What this task involves:
Repeat exactly each line of the data provided below.

Input material:
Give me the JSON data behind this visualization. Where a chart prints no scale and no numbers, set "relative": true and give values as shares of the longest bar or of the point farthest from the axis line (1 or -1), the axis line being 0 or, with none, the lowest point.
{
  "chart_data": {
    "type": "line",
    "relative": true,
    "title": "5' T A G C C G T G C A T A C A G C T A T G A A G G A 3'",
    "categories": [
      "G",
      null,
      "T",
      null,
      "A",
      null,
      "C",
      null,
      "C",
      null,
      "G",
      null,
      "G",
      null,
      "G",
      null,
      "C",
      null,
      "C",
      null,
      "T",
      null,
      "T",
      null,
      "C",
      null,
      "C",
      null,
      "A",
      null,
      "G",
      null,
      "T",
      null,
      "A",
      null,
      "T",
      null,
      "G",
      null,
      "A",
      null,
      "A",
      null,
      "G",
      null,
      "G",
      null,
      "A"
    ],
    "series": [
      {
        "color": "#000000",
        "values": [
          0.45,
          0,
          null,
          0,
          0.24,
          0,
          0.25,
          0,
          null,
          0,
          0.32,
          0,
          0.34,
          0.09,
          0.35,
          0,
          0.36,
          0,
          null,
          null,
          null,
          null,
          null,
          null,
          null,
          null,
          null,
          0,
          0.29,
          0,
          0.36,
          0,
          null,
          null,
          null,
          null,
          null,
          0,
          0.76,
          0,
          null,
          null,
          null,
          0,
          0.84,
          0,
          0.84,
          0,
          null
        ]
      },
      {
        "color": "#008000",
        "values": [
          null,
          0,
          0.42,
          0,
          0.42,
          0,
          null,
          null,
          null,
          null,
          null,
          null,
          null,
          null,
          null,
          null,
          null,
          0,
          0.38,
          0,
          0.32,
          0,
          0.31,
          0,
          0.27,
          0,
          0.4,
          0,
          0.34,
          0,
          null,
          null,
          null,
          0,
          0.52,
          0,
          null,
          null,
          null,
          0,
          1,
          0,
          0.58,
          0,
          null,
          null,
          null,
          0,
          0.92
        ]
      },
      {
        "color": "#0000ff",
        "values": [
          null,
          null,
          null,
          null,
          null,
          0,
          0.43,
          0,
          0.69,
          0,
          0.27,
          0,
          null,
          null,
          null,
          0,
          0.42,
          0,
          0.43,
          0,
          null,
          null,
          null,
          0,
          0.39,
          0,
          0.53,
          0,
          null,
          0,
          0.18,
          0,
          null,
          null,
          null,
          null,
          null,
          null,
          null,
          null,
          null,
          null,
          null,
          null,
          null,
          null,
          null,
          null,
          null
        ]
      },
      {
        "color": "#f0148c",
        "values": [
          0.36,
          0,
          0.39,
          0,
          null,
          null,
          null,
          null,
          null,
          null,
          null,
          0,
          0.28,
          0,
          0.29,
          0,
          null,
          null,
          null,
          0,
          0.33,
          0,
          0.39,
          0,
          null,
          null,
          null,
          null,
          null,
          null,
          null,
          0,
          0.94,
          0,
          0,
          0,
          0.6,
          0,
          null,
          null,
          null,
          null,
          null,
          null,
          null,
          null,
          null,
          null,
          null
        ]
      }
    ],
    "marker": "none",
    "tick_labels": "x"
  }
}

Answer below:
Give me the JSON data behind this visualization. Where a chart prints no scale and no numbers, set "relative": true and give values as shares of the longest bar or of the point farthest from the axis line (1 or -1), the axis line being 0 or, with none, the lowest point.
{
  "chart_data": {
    "type": "line",
    "relative": true,
    "title": "5' T A G C C G T G C A T A C A G C T A T G A A G G A 3'",
    "categories": [
      "G",
      null,
      "T",
      null,
      "A",
      null,
      "C",
      null,
      "C",
      null,
      "G",
      null,
      "G",
      null,
      "G",
      null,
      "C",
      null,
      "C",
      null,
      "T",
      null,
      "T",
      null,
      "C",
      null,
      "C",
      null,
      "A",
      null,
      "G",
      null,
      "T",
      null,
      "A",
      null,
      "T",
      null,
      "G",
      null,
      "A",
      null,
      "A",
      null,
      "G",
      null,
      "G",
      null,
      "A"
    ],
    "series": [
      {
        "color": "#000000",
        "values": [
          0.45,
          0,
          null,
          0,
          0.24,
          0,
          0.25,
          0,
          null,
          0,
          0.32,
          0,
          0.34,
          0.09,
          0.35,
          0,
          0.36,
          0,
          null,
          null,
          null,
          null,
          null,
          null,
          null,
          null,
          null,
          0,
          0.29,
          0,
          0.36,
          0,
          null,
          null,
          null,
          null,
          null,
          0,
          0.76,
          0,
          null,
          null,
          null,
          0,
          0.84,
          0,
          0.84,
          0,
          null
        ]
      },
      {
        "color": "#008000",
        "values": [
          null,
          0,
          0.42,
          0,
          0.42,
          0,
          null,
          null,
          null,
          null,
          null,
          null,
          null,
          null,
          null,
          null,
          null,
          0,
          0.38,
          0,
          0.32,
          0,
          0.31,
          0,
          0.27,
          0,
          0.4,
          0,
          0.34,
          0,
          null,
          null,
          null,
          0,
          0.52,
          0,
          null,
          null,
          null,
          0,
          1,
          0,
          0.58,
          0,
          null,
          null,
          null,
          0,
          0.92
        ]
      },
      {
        "color": "#0000ff",
        "values": [
          null,
          null,
          null,
          null,
          null,
          0,
          0.43,
          0,
          0.69,
          0,
          0.27,
          0,
          null,
          null,
          null,
          0,
          0.42,
          0,
          0.43,
          0,
          null,
          null,
          null,
          0,
          0.39,
          0,
          0.53,
          0,
          null,
          0,
          0.18,
          0,
          null,
          null,
          null,
          null,
          null,
          null,
          null,
          null,
          null,
          null,
          null,
          null,
          null,
          null,
          null,
          null,
          null
        ]
      },
      {
        "color": "#f0148c",
        "values": [
          0.36,
          0,
          0.39,
          0,
          null,
          null,
          null,
          null,
          null,
          null,
          null,
          0,
          0.28,
          0,
          0.29,
          0,
          null,
          null,
          null,
          0,
          0.33,
          0,
          0.39,
          0,
          null,
          null,
          null,
          null,
          null,
          null,
          null,
          0,
          0.94,
          0,
          0,
          0,
          0.6,
          0,
          null,
          null,
          null,
          null,
          null,
          null,
          null,
          null,
          null,
          null,
          null
        ]
      }
    ],
    "marker": "none",
    "tick_labels": "x"
  }
}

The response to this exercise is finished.